Data supplied
════
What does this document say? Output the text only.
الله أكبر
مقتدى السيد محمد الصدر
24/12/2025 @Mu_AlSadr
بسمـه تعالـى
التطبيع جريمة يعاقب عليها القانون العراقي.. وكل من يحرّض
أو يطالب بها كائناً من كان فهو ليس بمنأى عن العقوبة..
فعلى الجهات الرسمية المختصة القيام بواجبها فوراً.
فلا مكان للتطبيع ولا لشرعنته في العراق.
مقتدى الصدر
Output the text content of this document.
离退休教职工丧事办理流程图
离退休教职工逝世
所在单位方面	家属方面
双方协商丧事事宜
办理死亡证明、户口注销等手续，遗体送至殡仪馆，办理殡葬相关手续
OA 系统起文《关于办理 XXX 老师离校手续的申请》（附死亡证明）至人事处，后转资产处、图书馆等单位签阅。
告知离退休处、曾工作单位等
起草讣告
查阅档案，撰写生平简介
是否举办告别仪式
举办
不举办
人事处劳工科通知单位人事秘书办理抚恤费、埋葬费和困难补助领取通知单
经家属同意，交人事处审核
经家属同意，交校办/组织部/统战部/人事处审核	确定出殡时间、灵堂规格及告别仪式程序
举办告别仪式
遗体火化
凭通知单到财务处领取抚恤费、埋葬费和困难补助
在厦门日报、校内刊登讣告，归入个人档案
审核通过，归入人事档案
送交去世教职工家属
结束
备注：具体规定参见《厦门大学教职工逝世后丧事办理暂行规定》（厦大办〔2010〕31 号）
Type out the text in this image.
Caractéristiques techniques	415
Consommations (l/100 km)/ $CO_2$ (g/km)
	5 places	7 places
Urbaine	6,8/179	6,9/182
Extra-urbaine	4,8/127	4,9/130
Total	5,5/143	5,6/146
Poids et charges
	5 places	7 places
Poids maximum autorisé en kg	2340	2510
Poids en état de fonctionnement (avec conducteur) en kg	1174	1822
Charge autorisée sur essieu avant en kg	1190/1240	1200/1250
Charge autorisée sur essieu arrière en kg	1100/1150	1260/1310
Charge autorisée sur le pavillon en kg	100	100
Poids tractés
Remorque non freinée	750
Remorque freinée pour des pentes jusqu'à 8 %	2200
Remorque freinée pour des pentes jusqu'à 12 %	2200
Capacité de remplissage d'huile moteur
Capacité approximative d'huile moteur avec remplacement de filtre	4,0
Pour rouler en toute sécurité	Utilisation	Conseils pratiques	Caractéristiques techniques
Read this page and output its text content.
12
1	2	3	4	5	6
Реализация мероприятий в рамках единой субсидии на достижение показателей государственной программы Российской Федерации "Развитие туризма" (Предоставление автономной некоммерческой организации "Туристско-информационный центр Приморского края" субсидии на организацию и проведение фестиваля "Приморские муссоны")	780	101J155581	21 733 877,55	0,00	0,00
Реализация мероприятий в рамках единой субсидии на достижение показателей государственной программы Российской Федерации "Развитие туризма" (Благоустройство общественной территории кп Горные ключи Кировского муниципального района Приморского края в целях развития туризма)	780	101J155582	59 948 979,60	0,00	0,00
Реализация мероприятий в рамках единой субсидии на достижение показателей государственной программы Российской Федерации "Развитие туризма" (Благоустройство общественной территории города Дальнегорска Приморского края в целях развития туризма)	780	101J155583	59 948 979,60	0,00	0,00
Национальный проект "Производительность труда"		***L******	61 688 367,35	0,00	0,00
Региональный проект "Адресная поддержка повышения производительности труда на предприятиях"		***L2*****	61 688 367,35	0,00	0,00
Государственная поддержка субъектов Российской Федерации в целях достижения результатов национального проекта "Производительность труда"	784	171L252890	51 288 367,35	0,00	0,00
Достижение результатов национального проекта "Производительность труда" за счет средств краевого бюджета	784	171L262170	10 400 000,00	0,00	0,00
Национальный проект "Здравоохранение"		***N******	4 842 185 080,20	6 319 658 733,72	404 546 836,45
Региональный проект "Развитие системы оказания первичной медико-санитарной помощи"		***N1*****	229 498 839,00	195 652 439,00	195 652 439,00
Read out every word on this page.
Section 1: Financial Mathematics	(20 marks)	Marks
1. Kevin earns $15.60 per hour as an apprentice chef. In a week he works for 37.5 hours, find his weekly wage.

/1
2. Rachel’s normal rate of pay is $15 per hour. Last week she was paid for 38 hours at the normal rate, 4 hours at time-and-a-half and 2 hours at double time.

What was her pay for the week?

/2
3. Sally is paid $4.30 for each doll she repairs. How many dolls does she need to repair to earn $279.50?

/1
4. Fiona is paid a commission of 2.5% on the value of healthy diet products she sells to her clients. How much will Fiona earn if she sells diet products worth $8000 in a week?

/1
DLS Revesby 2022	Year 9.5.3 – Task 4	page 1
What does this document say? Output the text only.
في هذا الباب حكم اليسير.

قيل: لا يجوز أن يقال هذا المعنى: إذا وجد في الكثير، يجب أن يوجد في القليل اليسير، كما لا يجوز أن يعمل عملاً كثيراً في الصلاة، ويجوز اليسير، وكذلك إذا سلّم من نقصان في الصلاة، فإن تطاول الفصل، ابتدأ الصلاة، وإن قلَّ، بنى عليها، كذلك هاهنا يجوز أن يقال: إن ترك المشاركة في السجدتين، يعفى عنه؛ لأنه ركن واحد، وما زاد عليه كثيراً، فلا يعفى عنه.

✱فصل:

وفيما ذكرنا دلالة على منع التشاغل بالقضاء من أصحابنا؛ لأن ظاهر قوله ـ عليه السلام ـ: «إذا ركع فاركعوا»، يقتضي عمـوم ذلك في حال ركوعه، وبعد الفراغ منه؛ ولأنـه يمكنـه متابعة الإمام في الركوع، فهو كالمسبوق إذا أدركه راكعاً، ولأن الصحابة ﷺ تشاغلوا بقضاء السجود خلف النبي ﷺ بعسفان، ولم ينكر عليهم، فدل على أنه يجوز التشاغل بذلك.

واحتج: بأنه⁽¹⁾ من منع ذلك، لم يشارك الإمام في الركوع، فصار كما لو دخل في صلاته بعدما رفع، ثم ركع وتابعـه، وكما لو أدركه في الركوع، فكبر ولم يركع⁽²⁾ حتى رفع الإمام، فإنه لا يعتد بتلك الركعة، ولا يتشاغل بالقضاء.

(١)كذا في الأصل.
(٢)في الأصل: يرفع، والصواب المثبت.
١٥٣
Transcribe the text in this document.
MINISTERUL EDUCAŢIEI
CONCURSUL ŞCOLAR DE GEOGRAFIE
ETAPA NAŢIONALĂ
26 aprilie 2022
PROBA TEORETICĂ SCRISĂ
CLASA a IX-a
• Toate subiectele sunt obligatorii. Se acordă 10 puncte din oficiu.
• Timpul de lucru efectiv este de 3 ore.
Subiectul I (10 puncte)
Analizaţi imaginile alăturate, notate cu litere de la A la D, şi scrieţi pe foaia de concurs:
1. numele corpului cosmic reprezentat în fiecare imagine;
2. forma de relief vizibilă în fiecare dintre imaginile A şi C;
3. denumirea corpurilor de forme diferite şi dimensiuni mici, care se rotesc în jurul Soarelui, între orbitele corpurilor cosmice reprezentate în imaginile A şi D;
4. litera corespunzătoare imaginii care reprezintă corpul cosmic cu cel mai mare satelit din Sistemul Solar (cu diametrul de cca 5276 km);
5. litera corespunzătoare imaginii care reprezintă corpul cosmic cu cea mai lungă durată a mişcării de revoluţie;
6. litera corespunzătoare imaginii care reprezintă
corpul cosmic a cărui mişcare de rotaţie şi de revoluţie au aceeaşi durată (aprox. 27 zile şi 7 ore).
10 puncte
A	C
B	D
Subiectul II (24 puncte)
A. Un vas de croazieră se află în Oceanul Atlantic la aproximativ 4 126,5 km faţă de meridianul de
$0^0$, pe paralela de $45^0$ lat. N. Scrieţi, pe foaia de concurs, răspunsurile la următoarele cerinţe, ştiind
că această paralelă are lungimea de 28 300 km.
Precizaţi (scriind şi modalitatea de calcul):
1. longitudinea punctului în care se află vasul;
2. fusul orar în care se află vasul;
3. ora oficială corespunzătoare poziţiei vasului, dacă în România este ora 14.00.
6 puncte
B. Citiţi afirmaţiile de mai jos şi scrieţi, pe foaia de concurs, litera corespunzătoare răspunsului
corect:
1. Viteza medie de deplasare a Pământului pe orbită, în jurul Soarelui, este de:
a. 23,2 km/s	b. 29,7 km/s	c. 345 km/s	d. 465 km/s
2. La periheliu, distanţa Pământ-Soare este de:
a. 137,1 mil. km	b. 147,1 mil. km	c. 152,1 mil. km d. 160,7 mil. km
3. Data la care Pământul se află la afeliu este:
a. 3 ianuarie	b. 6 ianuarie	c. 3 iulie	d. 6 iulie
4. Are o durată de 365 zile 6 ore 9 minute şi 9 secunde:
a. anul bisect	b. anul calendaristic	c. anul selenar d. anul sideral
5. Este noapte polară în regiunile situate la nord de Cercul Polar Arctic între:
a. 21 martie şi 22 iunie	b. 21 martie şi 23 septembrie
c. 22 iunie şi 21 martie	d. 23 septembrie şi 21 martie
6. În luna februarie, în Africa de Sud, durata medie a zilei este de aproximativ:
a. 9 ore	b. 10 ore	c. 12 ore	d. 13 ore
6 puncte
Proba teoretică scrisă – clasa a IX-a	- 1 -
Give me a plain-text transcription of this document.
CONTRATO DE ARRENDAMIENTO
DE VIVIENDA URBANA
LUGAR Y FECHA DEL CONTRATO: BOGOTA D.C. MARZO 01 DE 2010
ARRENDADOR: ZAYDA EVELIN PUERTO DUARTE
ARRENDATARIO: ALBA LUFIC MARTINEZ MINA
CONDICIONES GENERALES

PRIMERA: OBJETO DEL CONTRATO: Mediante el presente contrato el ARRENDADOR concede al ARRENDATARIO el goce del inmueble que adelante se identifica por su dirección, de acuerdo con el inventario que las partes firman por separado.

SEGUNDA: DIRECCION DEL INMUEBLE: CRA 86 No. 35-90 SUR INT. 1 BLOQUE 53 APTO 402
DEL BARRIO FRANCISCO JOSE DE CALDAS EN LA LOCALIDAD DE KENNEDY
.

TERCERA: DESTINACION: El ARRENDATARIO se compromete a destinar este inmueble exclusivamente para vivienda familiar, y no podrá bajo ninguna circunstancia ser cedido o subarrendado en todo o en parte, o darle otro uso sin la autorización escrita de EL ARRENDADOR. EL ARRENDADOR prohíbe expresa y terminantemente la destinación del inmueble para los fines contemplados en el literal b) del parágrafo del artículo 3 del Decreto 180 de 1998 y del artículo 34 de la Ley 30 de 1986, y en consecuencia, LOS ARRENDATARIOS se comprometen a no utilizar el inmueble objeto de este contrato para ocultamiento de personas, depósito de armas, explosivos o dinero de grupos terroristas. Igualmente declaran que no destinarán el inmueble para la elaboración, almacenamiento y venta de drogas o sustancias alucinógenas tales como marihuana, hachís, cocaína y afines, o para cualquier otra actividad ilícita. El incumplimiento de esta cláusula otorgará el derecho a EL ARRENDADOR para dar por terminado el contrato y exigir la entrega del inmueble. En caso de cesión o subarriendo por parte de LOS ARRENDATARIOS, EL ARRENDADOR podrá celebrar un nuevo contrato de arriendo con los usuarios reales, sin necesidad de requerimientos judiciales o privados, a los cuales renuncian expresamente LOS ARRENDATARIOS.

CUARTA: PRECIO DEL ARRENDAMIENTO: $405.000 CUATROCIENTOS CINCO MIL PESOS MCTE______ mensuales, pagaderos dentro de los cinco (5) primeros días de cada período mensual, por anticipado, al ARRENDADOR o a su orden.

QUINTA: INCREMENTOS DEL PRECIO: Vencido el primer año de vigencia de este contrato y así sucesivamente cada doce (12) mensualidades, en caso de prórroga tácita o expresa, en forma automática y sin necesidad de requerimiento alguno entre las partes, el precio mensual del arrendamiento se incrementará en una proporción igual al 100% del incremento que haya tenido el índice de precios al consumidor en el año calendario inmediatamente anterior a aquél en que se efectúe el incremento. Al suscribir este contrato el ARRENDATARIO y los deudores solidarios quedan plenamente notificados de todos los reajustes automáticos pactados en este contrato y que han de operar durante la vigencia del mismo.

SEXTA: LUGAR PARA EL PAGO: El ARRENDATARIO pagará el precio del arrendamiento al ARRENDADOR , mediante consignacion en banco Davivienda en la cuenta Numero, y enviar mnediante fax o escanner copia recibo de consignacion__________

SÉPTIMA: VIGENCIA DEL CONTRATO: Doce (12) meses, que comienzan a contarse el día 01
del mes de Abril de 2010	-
════
Pick out every line with the string "اليسير" and copy it.

في هذا الباب حكم اليسير.
قيل: لا يجوز أن يقال هذا المعنى: إذا وجد في الكثير، يجب أن يوجد في القليل اليسير، كما لا يجوز أن يعمل عملاً كثيراً في الصلاة، ويجوز اليسير، وكذلك إذا سلّم من نقصان في الصلاة، فإن تطاول الفصل، ابتدأ الصلاة، وإن قلَّ، بنى عليها، كذلك هاهنا يجوز أن يقال: إن ترك المشاركة في السجدتين، يعفى عنه؛ لأنه ركن واحد، وما زاد عليه كثيراً، فلا يعفى عنه.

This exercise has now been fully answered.